→ **THE RECORDS**
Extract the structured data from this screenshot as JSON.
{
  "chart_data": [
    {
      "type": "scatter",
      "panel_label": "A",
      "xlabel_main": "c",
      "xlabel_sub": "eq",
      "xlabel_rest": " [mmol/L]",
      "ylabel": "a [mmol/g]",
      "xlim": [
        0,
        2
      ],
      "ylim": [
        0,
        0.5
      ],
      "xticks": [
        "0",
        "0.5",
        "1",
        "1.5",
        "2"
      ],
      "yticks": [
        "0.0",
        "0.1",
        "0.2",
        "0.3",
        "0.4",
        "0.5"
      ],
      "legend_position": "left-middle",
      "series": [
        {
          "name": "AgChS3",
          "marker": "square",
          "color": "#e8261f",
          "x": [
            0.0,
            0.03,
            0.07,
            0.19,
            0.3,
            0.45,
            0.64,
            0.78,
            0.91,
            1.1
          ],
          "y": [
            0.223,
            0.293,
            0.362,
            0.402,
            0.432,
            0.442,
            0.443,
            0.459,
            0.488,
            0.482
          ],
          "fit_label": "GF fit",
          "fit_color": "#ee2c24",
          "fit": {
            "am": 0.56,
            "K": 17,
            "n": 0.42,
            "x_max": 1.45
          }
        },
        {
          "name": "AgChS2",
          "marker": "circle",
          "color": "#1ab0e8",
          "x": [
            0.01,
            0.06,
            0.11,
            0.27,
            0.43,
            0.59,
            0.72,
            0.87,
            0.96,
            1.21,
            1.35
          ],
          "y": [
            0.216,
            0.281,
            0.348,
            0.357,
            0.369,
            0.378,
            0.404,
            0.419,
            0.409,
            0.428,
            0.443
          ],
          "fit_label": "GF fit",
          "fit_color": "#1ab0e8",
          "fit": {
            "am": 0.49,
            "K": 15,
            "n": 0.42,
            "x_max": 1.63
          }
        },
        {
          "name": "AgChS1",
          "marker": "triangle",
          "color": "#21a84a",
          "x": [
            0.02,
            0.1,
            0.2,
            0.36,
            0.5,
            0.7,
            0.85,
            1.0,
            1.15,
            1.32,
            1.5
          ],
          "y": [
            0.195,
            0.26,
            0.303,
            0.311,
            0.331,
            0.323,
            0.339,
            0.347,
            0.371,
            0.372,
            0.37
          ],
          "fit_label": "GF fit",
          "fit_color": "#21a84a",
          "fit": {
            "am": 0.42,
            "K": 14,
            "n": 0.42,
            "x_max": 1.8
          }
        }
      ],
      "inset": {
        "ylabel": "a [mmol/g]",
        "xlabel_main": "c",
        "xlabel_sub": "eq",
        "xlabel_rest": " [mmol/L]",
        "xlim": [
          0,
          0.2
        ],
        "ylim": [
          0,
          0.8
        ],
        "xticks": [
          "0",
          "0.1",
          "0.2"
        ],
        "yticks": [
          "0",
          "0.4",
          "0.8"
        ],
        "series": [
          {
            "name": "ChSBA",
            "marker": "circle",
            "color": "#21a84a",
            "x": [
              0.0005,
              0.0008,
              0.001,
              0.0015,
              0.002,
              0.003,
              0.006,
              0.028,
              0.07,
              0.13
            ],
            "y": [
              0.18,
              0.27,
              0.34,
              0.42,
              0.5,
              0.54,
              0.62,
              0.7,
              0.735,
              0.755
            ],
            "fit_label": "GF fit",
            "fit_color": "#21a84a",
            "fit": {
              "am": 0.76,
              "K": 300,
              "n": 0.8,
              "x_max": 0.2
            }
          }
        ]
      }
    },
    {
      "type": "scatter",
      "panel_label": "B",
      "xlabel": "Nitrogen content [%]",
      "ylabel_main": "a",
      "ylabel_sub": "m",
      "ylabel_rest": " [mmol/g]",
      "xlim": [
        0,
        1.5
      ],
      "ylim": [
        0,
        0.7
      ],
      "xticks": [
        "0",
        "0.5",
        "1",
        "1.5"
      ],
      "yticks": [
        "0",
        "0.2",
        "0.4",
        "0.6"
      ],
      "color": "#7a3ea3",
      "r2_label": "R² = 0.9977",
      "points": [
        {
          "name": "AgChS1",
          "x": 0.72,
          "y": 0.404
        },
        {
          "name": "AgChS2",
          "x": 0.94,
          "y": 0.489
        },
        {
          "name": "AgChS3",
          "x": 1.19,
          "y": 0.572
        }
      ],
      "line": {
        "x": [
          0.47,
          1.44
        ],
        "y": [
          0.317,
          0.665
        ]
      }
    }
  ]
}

→ **TASK TO CARRY OUT**
Identify each line of the material where the word "mmol" shows up, and copy it.

→ **TASK SOLUTION**
      "xlabel_rest": " [mmol/L]",
      "ylabel": "a [mmol/g]",
        "ylabel": "a [mmol/g]",
        "xlabel_rest": " [mmol/L]",
      "ylabel_rest": " [mmol/g]",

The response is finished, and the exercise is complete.